:: Input records ::
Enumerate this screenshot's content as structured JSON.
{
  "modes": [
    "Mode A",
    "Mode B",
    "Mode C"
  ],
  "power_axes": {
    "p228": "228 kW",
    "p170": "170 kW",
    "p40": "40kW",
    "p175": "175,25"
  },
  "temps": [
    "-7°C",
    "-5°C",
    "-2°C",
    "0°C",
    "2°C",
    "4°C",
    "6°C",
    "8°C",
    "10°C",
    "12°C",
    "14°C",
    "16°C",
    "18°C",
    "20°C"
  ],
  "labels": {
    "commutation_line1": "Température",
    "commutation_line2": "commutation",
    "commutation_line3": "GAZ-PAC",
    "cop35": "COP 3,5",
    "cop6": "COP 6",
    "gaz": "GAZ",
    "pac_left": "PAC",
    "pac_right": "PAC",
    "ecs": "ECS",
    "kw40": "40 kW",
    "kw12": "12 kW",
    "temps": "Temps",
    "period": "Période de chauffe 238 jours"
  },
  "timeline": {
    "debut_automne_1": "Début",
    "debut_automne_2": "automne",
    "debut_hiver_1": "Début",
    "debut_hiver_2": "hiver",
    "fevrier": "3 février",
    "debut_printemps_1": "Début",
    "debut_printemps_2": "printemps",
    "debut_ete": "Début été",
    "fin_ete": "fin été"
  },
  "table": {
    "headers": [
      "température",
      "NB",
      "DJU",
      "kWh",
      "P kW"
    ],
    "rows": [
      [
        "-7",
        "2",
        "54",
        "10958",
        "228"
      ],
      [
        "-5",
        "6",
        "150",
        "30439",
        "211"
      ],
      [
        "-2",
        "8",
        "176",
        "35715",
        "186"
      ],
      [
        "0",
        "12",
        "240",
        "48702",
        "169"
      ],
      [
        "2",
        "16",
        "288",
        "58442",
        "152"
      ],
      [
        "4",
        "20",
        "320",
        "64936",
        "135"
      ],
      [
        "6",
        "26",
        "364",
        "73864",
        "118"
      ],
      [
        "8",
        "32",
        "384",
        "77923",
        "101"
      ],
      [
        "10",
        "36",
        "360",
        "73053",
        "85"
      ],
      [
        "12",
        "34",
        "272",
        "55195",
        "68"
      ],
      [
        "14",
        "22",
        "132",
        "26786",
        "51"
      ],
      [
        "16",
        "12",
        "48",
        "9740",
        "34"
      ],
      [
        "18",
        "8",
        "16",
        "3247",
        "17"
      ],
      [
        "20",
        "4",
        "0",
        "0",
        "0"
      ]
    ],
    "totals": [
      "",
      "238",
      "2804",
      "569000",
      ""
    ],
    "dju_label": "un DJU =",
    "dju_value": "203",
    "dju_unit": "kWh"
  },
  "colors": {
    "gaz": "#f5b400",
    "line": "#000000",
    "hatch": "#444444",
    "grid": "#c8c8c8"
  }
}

:: Set problem ::
All entries must be repeated verbatim.

:: The solution ::
Enumerate this screenshot's content as structured JSON.
{
  "modes": [
    "Mode A",
    "Mode B",
    "Mode C"
  ],
  "power_axes": {
    "p228": "228 kW",
    "p170": "170 kW",
    "p40": "40kW",
    "p175": "175,25"
  },
  "temps": [
    "-7°C",
    "-5°C",
    "-2°C",
    "0°C",
    "2°C",
    "4°C",
    "6°C",
    "8°C",
    "10°C",
    "12°C",
    "14°C",
    "16°C",
    "18°C",
    "20°C"
  ],
  "labels": {
    "commutation_line1": "Température",
    "commutation_line2": "commutation",
    "commutation_line3": "GAZ-PAC",
    "cop35": "COP 3,5",
    "cop6": "COP 6",
    "gaz": "GAZ",
    "pac_left": "PAC",
    "pac_right": "PAC",
    "ecs": "ECS",
    "kw40": "40 kW",
    "kw12": "12 kW",
    "temps": "Temps",
    "period": "Période de chauffe 238 jours"
  },
  "timeline": {
    "debut_automne_1": "Début",
    "debut_automne_2": "automne",
    "debut_hiver_1": "Début",
    "debut_hiver_2": "hiver",
    "fevrier": "3 février",
    "debut_printemps_1": "Début",
    "debut_printemps_2": "printemps",
    "debut_ete": "Début été",
    "fin_ete": "fin été"
  },
  "table": {
    "headers": [
      "température",
      "NB",
      "DJU",
      "kWh",
      "P kW"
    ],
    "rows": [
      [
        "-7",
        "2",
        "54",
        "10958",
        "228"
      ],
      [
        "-5",
        "6",
        "150",
        "30439",
        "211"
      ],
      [
        "-2",
        "8",
        "176",
        "35715",
        "186"
      ],
      [
        "0",
        "12",
        "240",
        "48702",
        "169"
      ],
      [
        "2",
        "16",
        "288",
        "58442",
        "152"
      ],
      [
        "4",
        "20",
        "320",
        "64936",
        "135"
      ],
      [
        "6",
        "26",
        "364",
        "73864",
        "118"
      ],
      [
        "8",
        "32",
        "384",
        "77923",
        "101"
      ],
      [
        "10",
        "36",
        "360",
        "73053",
        "85"
      ],
      [
        "12",
        "34",
        "272",
        "55195",
        "68"
      ],
      [
        "14",
        "22",
        "132",
        "26786",
        "51"
      ],
      [
        "16",
        "12",
        "48",
        "9740",
        "34"
      ],
      [
        "18",
        "8",
        "16",
        "3247",
        "17"
      ],
      [
        "20",
        "4",
        "0",
        "0",
        "0"
      ]
    ],
    "totals": [
      "",
      "238",
      "2804",
      "569000",
      ""
    ],
    "dju_label": "un DJU =",
    "dju_value": "203",
    "dju_unit": "kWh"
  },
  "colors": {
    "gaz": "#f5b400",
    "line": "#000000",
    "hatch": "#444444",
    "grid": "#c8c8c8"
  }
}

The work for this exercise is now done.